Directions - Report back each line of the records that contains the string "xlabel".
╭─ Material shown
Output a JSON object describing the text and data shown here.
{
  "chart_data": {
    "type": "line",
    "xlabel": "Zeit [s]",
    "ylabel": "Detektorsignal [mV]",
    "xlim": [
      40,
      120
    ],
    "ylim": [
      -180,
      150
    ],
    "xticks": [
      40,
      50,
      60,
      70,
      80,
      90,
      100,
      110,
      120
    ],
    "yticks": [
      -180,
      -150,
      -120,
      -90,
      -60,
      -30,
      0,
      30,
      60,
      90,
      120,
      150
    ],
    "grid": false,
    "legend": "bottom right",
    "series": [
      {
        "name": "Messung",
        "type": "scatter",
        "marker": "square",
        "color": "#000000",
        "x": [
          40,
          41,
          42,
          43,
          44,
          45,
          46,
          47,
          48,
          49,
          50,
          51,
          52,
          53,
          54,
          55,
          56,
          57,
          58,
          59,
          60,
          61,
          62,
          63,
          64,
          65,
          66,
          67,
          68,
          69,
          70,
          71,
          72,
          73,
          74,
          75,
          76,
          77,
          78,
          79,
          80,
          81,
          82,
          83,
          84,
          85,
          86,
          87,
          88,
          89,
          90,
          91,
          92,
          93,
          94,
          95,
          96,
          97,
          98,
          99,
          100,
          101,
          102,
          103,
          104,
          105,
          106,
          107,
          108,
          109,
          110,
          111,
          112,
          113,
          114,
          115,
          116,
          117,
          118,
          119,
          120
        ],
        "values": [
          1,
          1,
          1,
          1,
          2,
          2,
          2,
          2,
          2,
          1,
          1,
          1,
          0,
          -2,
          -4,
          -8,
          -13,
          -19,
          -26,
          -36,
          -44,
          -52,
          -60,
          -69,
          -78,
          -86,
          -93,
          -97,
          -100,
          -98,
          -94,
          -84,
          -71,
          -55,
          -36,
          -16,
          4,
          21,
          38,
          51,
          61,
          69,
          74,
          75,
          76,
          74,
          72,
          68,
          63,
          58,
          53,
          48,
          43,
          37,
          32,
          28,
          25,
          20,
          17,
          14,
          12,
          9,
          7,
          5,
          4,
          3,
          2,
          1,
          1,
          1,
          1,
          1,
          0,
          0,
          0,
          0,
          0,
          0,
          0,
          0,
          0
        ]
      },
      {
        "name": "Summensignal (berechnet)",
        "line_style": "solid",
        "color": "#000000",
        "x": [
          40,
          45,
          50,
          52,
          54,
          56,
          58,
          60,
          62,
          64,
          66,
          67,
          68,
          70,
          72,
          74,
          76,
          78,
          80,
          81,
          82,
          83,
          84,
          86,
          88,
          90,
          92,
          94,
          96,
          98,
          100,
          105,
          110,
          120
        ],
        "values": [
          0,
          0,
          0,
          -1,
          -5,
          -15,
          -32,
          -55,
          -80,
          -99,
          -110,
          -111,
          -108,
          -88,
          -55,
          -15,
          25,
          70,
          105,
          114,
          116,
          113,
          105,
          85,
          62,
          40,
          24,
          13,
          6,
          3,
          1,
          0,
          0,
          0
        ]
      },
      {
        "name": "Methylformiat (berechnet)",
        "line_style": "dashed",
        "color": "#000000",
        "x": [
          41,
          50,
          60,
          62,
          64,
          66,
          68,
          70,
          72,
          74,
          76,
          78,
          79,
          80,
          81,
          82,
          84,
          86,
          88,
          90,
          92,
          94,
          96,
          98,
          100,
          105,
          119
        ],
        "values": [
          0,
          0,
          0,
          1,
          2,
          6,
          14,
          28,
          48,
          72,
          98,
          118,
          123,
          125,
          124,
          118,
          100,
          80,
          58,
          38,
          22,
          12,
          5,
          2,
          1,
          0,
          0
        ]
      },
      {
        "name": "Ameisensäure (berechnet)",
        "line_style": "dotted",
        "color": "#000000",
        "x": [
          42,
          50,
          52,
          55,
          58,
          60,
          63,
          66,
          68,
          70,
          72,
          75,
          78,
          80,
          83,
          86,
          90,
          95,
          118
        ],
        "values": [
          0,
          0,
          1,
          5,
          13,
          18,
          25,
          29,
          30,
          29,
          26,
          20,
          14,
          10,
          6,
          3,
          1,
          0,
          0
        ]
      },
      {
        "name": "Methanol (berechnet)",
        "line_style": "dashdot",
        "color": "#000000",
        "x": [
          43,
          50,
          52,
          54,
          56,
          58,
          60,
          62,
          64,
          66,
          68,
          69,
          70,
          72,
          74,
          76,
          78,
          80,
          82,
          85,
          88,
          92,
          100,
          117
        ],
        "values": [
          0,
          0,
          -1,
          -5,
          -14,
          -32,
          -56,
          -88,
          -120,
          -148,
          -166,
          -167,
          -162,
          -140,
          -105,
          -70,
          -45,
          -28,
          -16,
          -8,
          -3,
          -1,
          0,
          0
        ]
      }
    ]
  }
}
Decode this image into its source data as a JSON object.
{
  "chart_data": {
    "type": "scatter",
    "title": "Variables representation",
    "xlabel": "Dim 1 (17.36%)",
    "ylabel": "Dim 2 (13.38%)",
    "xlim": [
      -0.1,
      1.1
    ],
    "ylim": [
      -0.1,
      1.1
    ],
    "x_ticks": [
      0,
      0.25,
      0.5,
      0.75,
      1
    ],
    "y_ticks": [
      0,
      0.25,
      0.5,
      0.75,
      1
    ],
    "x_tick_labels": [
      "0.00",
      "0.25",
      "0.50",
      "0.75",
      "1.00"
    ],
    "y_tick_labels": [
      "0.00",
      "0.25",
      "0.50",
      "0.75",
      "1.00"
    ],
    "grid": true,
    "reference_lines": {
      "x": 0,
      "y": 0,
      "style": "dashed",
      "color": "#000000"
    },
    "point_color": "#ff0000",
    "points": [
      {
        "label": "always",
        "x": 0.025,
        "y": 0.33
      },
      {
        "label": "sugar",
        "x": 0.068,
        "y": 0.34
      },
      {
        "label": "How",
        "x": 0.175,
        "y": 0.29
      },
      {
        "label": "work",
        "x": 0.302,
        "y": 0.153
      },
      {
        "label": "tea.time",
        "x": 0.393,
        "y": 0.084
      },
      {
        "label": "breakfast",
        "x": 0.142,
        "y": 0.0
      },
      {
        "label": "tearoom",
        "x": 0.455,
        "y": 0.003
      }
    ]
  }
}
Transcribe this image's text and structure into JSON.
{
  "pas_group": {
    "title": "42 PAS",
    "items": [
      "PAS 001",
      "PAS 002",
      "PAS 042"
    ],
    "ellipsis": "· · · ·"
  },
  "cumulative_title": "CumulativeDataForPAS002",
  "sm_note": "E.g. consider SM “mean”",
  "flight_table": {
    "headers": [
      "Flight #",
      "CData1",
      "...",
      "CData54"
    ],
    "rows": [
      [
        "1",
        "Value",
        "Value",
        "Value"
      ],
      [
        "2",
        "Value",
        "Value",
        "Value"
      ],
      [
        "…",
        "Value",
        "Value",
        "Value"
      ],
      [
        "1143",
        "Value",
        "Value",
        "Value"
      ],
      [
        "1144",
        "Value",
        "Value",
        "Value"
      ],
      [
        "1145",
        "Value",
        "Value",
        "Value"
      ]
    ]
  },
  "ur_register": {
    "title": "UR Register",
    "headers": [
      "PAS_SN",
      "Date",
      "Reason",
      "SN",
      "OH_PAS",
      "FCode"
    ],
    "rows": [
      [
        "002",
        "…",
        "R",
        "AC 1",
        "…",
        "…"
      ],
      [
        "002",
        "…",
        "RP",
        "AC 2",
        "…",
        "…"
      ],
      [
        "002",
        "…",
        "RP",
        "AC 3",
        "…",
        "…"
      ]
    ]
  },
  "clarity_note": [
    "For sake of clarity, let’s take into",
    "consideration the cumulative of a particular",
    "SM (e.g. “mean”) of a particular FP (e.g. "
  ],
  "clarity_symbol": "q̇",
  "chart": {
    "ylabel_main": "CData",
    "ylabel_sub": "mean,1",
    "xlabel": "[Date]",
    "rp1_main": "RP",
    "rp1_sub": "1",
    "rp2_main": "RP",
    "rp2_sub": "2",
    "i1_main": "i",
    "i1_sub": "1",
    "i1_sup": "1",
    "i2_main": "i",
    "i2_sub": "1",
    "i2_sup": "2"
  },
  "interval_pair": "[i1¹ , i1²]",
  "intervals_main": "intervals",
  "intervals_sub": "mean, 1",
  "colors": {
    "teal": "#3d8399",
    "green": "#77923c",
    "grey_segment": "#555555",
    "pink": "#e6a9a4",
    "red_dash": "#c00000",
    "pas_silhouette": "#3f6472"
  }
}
╰─
Exercise result -
    "xlabel": "Zeit [s]",
    "xlabel": "Dim 1 (17.36%)",
    "xlabel": "[Date]",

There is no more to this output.